===== DATA SECTION =====

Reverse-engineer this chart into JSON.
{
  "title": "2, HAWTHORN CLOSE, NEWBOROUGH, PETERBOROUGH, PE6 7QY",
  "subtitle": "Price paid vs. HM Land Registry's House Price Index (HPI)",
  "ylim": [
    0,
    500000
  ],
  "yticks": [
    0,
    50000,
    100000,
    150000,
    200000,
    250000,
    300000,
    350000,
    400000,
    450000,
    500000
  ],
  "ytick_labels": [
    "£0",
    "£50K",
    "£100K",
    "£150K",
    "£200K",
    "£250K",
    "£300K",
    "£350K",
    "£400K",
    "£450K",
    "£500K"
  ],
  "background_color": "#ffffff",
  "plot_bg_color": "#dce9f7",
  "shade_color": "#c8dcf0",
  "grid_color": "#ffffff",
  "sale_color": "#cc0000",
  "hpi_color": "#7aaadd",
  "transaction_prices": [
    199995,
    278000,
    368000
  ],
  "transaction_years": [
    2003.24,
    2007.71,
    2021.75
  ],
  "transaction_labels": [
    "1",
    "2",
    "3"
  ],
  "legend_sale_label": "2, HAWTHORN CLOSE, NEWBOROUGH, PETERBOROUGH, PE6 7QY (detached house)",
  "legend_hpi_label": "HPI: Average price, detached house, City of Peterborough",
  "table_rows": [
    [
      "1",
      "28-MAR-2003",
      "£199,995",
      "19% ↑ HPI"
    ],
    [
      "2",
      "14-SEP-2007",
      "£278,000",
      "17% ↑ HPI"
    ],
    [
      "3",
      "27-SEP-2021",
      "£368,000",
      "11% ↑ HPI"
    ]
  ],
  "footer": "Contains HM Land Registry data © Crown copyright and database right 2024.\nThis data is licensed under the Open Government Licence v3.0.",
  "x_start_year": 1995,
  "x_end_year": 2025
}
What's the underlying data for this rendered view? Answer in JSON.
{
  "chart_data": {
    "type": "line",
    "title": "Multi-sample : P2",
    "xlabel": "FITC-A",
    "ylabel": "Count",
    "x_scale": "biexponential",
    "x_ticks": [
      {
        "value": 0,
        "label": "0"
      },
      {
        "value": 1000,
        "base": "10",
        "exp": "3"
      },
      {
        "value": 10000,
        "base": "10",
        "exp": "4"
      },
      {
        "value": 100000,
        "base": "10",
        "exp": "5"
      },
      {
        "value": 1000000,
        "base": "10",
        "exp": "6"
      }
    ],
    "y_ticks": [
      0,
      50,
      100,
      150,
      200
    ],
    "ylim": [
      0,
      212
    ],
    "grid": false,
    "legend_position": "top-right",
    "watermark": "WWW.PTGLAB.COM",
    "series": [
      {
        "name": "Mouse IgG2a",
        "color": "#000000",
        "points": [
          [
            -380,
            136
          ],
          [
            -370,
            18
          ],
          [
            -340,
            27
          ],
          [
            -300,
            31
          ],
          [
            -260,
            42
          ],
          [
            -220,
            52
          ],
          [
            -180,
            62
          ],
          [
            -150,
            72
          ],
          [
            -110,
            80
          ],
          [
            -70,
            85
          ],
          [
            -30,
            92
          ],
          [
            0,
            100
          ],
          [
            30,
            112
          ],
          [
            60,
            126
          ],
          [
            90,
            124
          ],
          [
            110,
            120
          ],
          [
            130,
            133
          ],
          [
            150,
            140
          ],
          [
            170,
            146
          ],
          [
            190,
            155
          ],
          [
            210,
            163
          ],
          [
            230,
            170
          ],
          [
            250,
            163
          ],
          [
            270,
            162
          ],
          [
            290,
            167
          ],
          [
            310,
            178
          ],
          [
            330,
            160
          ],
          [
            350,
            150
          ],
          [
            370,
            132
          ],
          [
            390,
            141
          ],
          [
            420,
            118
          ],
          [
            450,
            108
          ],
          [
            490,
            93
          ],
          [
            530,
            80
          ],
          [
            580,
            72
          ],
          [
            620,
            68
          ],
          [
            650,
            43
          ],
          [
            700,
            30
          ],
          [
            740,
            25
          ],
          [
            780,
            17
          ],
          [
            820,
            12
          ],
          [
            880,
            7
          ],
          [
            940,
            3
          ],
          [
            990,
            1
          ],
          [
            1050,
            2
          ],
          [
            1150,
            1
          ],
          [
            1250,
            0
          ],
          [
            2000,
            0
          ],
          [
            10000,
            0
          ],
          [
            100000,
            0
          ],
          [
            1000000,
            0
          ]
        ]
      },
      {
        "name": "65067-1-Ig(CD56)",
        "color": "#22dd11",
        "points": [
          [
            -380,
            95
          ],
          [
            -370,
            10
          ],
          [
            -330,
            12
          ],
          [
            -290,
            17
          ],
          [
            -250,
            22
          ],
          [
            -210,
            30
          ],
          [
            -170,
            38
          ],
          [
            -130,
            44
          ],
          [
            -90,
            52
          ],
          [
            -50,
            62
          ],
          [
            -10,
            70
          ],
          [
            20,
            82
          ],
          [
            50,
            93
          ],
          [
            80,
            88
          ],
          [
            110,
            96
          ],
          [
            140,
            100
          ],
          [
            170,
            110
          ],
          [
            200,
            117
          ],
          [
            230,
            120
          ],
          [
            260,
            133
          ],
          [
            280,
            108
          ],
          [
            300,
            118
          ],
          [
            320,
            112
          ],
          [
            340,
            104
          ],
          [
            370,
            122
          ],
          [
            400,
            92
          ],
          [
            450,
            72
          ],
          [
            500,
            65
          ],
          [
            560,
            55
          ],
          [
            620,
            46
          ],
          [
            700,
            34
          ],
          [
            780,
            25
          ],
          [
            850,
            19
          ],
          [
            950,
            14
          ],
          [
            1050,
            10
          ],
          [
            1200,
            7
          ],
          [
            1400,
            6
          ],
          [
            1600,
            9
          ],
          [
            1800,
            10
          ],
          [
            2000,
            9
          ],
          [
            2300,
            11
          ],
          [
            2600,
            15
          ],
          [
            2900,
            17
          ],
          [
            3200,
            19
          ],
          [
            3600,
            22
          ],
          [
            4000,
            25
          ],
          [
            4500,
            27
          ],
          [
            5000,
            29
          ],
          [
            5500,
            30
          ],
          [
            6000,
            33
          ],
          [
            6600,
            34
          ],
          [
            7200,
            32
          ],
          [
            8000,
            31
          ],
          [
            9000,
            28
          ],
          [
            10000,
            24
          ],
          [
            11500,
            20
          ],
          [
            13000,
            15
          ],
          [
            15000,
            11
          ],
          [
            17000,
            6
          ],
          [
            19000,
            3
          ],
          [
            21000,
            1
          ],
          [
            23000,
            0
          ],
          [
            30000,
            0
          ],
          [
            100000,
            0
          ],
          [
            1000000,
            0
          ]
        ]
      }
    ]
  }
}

=====

### GIVEN INSTRUCTION
Extract the complete listing above, reproducing each line exactly.

### SOLVED EXERCISE
Reverse-engineer this chart into JSON.
{
  "title": "2, HAWTHORN CLOSE, NEWBOROUGH, PETERBOROUGH, PE6 7QY",
  "subtitle": "Price paid vs. HM Land Registry's House Price Index (HPI)",
  "ylim": [
    0,
    500000
  ],
  "yticks": [
    0,
    50000,
    100000,
    150000,
    200000,
    250000,
    300000,
    350000,
    400000,
    450000,
    500000
  ],
  "ytick_labels": [
    "£0",
    "£50K",
    "£100K",
    "£150K",
    "£200K",
    "£250K",
    "£300K",
    "£350K",
    "£400K",
    "£450K",
    "£500K"
  ],
  "background_color": "#ffffff",
  "plot_bg_color": "#dce9f7",
  "shade_color": "#c8dcf0",
  "grid_color": "#ffffff",
  "sale_color": "#cc0000",
  "hpi_color": "#7aaadd",
  "transaction_prices": [
    199995,
    278000,
    368000
  ],
  "transaction_years": [
    2003.24,
    2007.71,
    2021.75
  ],
  "transaction_labels": [
    "1",
    "2",
    "3"
  ],
  "legend_sale_label": "2, HAWTHORN CLOSE, NEWBOROUGH, PETERBOROUGH, PE6 7QY (detached house)",
  "legend_hpi_label": "HPI: Average price, detached house, City of Peterborough",
  "table_rows": [
    [
      "1",
      "28-MAR-2003",
      "£199,995",
      "19% ↑ HPI"
    ],
    [
      "2",
      "14-SEP-2007",
      "£278,000",
      "17% ↑ HPI"
    ],
    [
      "3",
      "27-SEP-2021",
      "£368,000",
      "11% ↑ HPI"
    ]
  ],
  "footer": "Contains HM Land Registry data © Crown copyright and database right 2024.\nThis data is licensed under the Open Government Licence v3.0.",
  "x_start_year": 1995,
  "x_end_year": 2025
}
What's the underlying data for this rendered view? Answer in JSON.
{
  "chart_data": {
    "type": "line",
    "title": "Multi-sample : P2",
    "xlabel": "FITC-A",
    "ylabel": "Count",
    "x_scale": "biexponential",
    "x_ticks": [
      {
        "value": 0,
        "label": "0"
      },
      {
        "value": 1000,
        "base": "10",
        "exp": "3"
      },
      {
        "value": 10000,
        "base": "10",
        "exp": "4"
      },
      {
        "value": 100000,
        "base": "10",
        "exp": "5"
      },
      {
        "value": 1000000,
        "base": "10",
        "exp": "6"
      }
    ],
    "y_ticks": [
      0,
      50,
      100,
      150,
      200
    ],
    "ylim": [
      0,
      212
    ],
    "grid": false,
    "legend_position": "top-right",
    "watermark": "WWW.PTGLAB.COM",
    "series": [
      {
        "name": "Mouse IgG2a",
        "color": "#000000",
        "points": [
          [
            -380,
            136
          ],
          [
            -370,
            18
          ],
          [
            -340,
            27
          ],
          [
            -300,
            31
          ],
          [
            -260,
            42
          ],
          [
            -220,
            52
          ],
          [
            -180,
            62
          ],
          [
            -150,
            72
          ],
          [
            -110,
            80
          ],
          [
            -70,
            85
          ],
          [
            -30,
            92
          ],
          [
            0,
            100
          ],
          [
            30,
            112
          ],
          [
            60,
            126
          ],
          [
            90,
            124
          ],
          [
            110,
            120
          ],
          [
            130,
            133
          ],
          [
            150,
            140
          ],
          [
            170,
            146
          ],
          [
            190,
            155
          ],
          [
            210,
            163
          ],
          [
            230,
            170
          ],
          [
            250,
            163
          ],
          [
            270,
            162
          ],
          [
            290,
            167
          ],
          [
            310,
            178
          ],
          [
            330,
            160
          ],
          [
            350,
            150
          ],
          [
            370,
            132
          ],
          [
            390,
            141
          ],
          [
            420,
            118
          ],
          [
            450,
            108
          ],
          [
            490,
            93
          ],
          [
            530,
            80
          ],
          [
            580,
            72
          ],
          [
            620,
            68
          ],
          [
            650,
            43
          ],
          [
            700,
            30
          ],
          [
            740,
            25
          ],
          [
            780,
            17
          ],
          [
            820,
            12
          ],
          [
            880,
            7
          ],
          [
            940,
            3
          ],
          [
            990,
            1
          ],
          [
            1050,
            2
          ],
          [
            1150,
            1
          ],
          [
            1250,
            0
          ],
          [
            2000,
            0
          ],
          [
            10000,
            0
          ],
          [
            100000,
            0
          ],
          [
            1000000,
            0
          ]
        ]
      },
      {
        "name": "65067-1-Ig(CD56)",
        "color": "#22dd11",
        "points": [
          [
            -380,
            95
          ],
          [
            -370,
            10
          ],
          [
            -330,
            12
          ],
          [
            -290,
            17
          ],
          [
            -250,
            22
          ],
          [
            -210,
            30
          ],
          [
            -170,
            38
          ],
          [
            -130,
            44
          ],
          [
            -90,
            52
          ],
          [
            -50,
            62
          ],
          [
            -10,
            70
          ],
          [
            20,
            82
          ],
          [
            50,
            93
          ],
          [
            80,
            88
          ],
          [
            110,
            96
          ],
          [
            140,
            100
          ],
          [
            170,
            110
          ],
          [
            200,
            117
          ],
          [
            230,
            120
          ],
          [
            260,
            133
          ],
          [
            280,
            108
          ],
          [
            300,
            118
          ],
          [
            320,
            112
          ],
          [
            340,
            104
          ],
          [
            370,
            122
          ],
          [
            400,
            92
          ],
          [
            450,
            72
          ],
          [
            500,
            65
          ],
          [
            560,
            55
          ],
          [
            620,
            46
          ],
          [
            700,
            34
          ],
          [
            780,
            25
          ],
          [
            850,
            19
          ],
          [
            950,
            14
          ],
          [
            1050,
            10
          ],
          [
            1200,
            7
          ],
          [
            1400,
            6
          ],
          [
            1600,
            9
          ],
          [
            1800,
            10
          ],
          [
            2000,
            9
          ],
          [
            2300,
            11
          ],
          [
            2600,
            15
          ],
          [
            2900,
            17
          ],
          [
            3200,
            19
          ],
          [
            3600,
            22
          ],
          [
            4000,
            25
          ],
          [
            4500,
            27
          ],
          [
            5000,
            29
          ],
          [
            5500,
            30
          ],
          [
            6000,
            33
          ],
          [
            6600,
            34
          ],
          [
            7200,
            32
          ],
          [
            8000,
            31
          ],
          [
            9000,
            28
          ],
          [
            10000,
            24
          ],
          [
            11500,
            20
          ],
          [
            13000,
            15
          ],
          [
            15000,
            11
          ],
          [
            17000,
            6
          ],
          [
            19000,
            3
          ],
          [
            21000,
            1
          ],
          [
            23000,
            0
          ],
          [
            30000,
            0
          ],
          [
            100000,
            0
          ],
          [
            1000000,
            0
          ]
        ]
      }
    ]
  }
}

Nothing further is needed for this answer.